▸ **Aim of the task**:
Transcribe all of the material below word for word and leave out its pictures.

[Start of Data extract]

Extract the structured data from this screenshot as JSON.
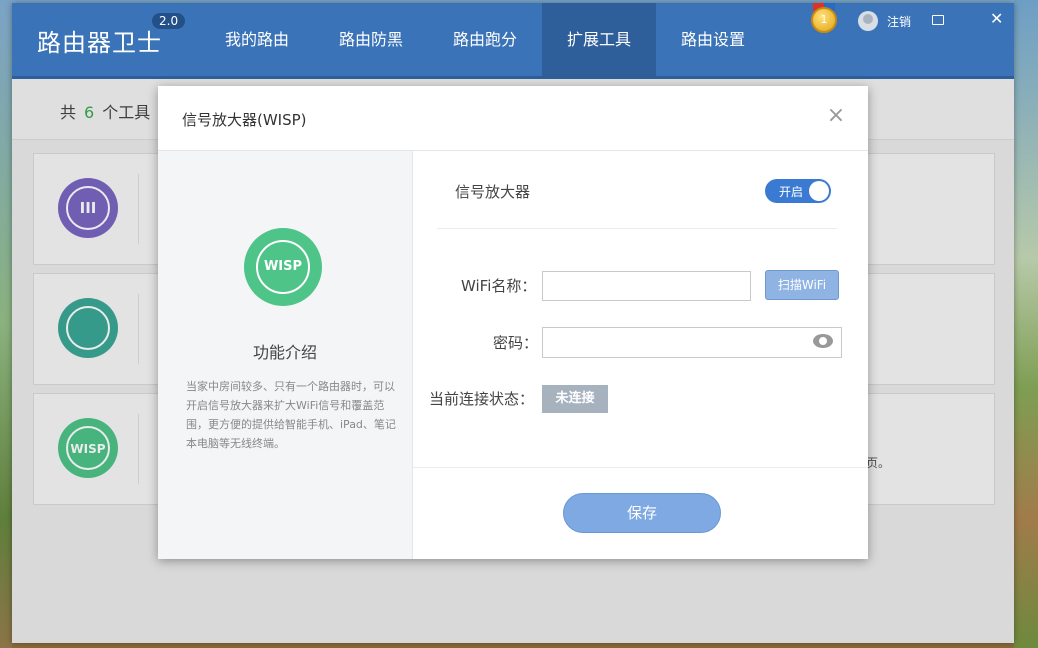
{
  "app": {
    "brand": "路由器卫士",
    "version": "2.0",
    "logout": "注销",
    "nav": [
      "我的路由",
      "路由防黑",
      "路由跑分",
      "扩展工具",
      "路由设置"
    ],
    "active_nav": "扩展工具",
    "medal_text": "1"
  },
  "toolbar": {
    "count_prefix": "共",
    "count": "6",
    "count_suffix": "个工具"
  },
  "tools": [
    {
      "icon": "menu-icon",
      "color": "#7a67c2",
      "glyph": "III"
    },
    {
      "icon": "user-icon",
      "color": "#3aa896",
      "glyph": ""
    },
    {
      "icon": "wisp-icon",
      "color": "#4ec488",
      "glyph": "WISP",
      "tail": "页。"
    }
  ],
  "dialog": {
    "title": "信号放大器(WISP)",
    "left": {
      "icon_text": "WISP",
      "intro_title": "功能介绍",
      "intro_text": "当家中房间较多、只有一个路由器时，可以开启信号放大器来扩大WiFi信号和覆盖范围，更方便的提供给智能手机、iPad、笔记本电脑等无线终端。"
    },
    "right": {
      "amp_label": "信号放大器",
      "toggle_label": "开启",
      "wifi_label": "WiFi名称：",
      "wifi_value": "",
      "scan_label": "扫描WiFi",
      "password_label": "密码：",
      "password_value": "",
      "status_label": "当前连接状态：",
      "status_value": "未连接",
      "save_label": "保存"
    }
  }
}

[End of Data extract]

▸ **Exercise result**:
Extract the structured data from this screenshot as JSON.
{
  "app": {
    "brand": "路由器卫士",
    "version": "2.0",
    "logout": "注销",
    "nav": [
      "我的路由",
      "路由防黑",
      "路由跑分",
      "扩展工具",
      "路由设置"
    ],
    "active_nav": "扩展工具",
    "medal_text": "1"
  },
  "toolbar": {
    "count_prefix": "共",
    "count": "6",
    "count_suffix": "个工具"
  },
  "tools": [
    {
      "icon": "menu-icon",
      "color": "#7a67c2",
      "glyph": "III"
    },
    {
      "icon": "user-icon",
      "color": "#3aa896",
      "glyph": ""
    },
    {
      "icon": "wisp-icon",
      "color": "#4ec488",
      "glyph": "WISP",
      "tail": "页。"
    }
  ],
  "dialog": {
    "title": "信号放大器(WISP)",
    "left": {
      "icon_text": "WISP",
      "intro_title": "功能介绍",
      "intro_text": "当家中房间较多、只有一个路由器时，可以开启信号放大器来扩大WiFi信号和覆盖范围，更方便的提供给智能手机、iPad、笔记本电脑等无线终端。"
    },
    "right": {
      "amp_label": "信号放大器",
      "toggle_label": "开启",
      "wifi_label": "WiFi名称：",
      "wifi_value": "",
      "scan_label": "扫描WiFi",
      "password_label": "密码：",
      "password_value": "",
      "status_label": "当前连接状态：",
      "status_value": "未连接",
      "save_label": "保存"
    }
  }
}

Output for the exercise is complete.